"""

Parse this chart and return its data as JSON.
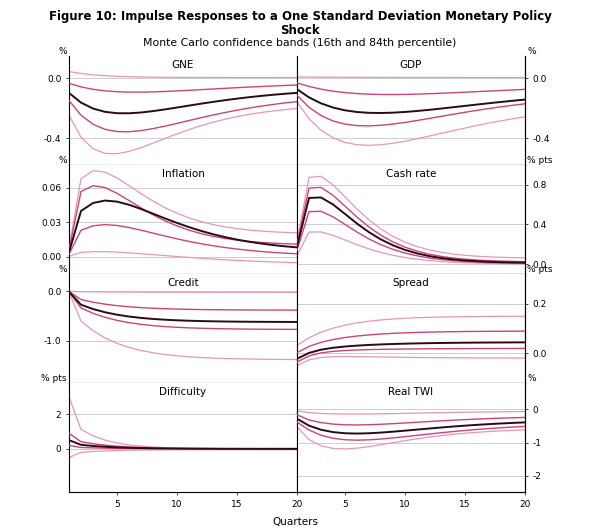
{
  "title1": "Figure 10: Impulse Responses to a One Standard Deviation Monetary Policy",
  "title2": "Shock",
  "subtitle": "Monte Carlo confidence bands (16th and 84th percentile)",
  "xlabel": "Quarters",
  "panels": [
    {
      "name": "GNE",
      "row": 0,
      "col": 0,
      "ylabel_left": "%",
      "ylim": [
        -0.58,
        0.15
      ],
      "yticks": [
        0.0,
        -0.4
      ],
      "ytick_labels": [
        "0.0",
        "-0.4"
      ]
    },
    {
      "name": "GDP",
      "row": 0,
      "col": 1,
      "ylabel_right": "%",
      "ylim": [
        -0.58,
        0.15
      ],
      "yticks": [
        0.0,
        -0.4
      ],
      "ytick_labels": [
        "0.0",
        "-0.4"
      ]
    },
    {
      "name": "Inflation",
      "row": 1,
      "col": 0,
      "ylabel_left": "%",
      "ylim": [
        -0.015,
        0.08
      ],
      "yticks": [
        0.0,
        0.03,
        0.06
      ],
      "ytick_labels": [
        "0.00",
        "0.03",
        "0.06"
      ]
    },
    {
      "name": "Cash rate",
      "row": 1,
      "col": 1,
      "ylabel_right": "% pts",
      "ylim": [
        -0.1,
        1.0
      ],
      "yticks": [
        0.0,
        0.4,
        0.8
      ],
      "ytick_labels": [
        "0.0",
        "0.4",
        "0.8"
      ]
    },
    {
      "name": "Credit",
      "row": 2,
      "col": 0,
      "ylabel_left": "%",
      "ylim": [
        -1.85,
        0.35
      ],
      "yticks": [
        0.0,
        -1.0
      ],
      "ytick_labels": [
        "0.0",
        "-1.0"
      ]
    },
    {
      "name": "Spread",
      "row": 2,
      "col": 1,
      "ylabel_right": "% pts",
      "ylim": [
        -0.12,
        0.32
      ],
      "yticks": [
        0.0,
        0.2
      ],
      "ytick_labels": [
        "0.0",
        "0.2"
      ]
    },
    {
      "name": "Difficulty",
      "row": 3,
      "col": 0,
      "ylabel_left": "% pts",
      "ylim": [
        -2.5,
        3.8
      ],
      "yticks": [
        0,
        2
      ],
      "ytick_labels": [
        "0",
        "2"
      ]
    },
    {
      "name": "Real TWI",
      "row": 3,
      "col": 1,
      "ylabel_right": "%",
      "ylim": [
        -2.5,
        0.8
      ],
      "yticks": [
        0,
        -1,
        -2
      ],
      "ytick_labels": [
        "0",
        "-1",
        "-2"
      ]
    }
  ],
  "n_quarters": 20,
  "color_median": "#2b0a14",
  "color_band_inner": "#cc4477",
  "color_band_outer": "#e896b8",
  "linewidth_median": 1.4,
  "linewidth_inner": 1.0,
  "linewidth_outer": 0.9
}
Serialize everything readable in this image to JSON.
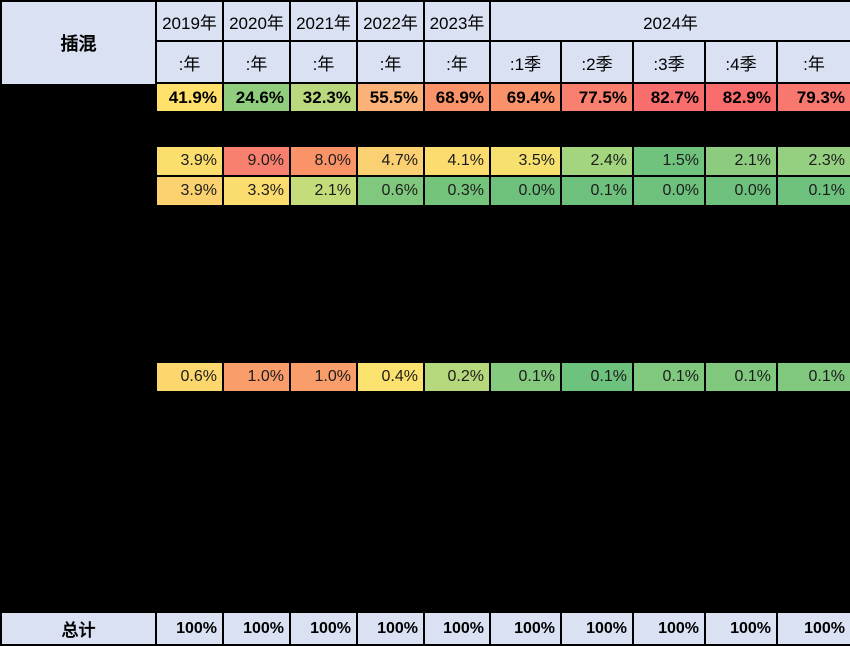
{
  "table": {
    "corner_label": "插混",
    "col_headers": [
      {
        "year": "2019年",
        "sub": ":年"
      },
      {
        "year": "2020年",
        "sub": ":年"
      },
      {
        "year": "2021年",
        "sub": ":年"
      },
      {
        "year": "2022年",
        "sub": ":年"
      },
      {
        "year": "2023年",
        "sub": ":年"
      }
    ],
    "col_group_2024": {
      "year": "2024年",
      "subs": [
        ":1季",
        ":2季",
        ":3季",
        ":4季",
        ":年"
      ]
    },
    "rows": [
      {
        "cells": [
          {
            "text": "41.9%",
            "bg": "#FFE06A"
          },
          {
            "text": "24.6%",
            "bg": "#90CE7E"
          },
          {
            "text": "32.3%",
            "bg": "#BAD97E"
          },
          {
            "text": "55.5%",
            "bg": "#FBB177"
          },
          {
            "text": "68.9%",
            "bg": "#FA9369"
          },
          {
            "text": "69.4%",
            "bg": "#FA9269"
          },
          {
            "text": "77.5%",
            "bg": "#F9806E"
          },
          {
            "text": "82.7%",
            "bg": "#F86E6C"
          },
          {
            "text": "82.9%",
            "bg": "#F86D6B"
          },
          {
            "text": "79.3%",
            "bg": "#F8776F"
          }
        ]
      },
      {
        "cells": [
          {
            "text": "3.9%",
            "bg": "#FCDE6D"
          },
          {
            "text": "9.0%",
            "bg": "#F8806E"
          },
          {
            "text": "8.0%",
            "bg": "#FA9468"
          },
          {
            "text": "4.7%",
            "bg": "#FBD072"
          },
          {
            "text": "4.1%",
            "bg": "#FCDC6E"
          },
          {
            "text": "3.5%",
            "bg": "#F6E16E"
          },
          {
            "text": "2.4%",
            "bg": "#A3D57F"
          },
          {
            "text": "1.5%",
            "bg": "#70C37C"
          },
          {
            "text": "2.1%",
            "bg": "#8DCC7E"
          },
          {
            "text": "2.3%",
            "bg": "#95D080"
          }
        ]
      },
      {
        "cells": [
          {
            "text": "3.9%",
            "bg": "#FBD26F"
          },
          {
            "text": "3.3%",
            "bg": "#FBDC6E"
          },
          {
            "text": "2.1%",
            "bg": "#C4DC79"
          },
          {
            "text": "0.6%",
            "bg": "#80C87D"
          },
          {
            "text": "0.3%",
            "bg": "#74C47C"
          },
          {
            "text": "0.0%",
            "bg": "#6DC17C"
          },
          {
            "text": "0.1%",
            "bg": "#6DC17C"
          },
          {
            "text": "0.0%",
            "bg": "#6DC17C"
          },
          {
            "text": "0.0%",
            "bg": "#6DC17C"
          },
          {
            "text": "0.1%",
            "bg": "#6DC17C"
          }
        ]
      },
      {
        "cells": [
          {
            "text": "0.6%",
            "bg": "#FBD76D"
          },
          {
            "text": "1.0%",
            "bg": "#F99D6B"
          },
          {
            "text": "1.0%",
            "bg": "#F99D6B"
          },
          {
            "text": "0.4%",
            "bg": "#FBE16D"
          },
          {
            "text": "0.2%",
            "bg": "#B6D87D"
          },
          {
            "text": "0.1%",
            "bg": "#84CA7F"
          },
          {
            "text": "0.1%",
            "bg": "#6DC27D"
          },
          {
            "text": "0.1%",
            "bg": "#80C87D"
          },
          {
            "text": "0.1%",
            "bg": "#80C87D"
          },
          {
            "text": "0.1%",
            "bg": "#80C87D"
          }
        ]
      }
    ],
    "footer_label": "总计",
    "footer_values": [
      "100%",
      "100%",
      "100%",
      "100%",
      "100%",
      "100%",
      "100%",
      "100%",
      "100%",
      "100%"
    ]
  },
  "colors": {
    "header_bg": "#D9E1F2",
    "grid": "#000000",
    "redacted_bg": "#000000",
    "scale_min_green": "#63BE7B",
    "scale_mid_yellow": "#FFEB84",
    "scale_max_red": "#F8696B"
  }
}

"""
"""

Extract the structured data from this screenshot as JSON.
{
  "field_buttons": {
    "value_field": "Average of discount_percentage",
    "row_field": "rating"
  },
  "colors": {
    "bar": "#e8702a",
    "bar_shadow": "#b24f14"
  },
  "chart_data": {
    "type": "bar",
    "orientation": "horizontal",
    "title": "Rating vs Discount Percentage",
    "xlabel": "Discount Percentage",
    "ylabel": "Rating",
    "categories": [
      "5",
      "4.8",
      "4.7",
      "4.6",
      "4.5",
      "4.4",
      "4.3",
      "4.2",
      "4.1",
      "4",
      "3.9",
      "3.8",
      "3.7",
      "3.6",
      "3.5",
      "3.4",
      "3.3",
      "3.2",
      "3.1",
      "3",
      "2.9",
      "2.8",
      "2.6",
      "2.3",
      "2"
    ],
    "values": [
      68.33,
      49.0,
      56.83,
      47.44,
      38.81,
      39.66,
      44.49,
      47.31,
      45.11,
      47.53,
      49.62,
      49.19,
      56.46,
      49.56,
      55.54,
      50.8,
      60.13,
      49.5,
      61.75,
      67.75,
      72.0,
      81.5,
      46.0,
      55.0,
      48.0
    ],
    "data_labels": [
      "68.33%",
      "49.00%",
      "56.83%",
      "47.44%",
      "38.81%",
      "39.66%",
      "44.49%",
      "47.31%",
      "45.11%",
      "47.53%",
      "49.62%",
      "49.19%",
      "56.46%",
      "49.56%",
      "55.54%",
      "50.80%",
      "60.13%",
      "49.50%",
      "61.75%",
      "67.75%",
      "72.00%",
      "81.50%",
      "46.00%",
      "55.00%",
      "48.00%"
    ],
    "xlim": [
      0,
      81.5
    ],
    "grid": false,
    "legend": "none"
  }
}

"""

**Work instructions:**
Where a line contains "JSON", copy that line.

**Solution for this exercise:**
Parse this chart and return its data as JSON.
Serialize everything readable in this image to JSON.
Extract the structured data from this screenshot as JSON.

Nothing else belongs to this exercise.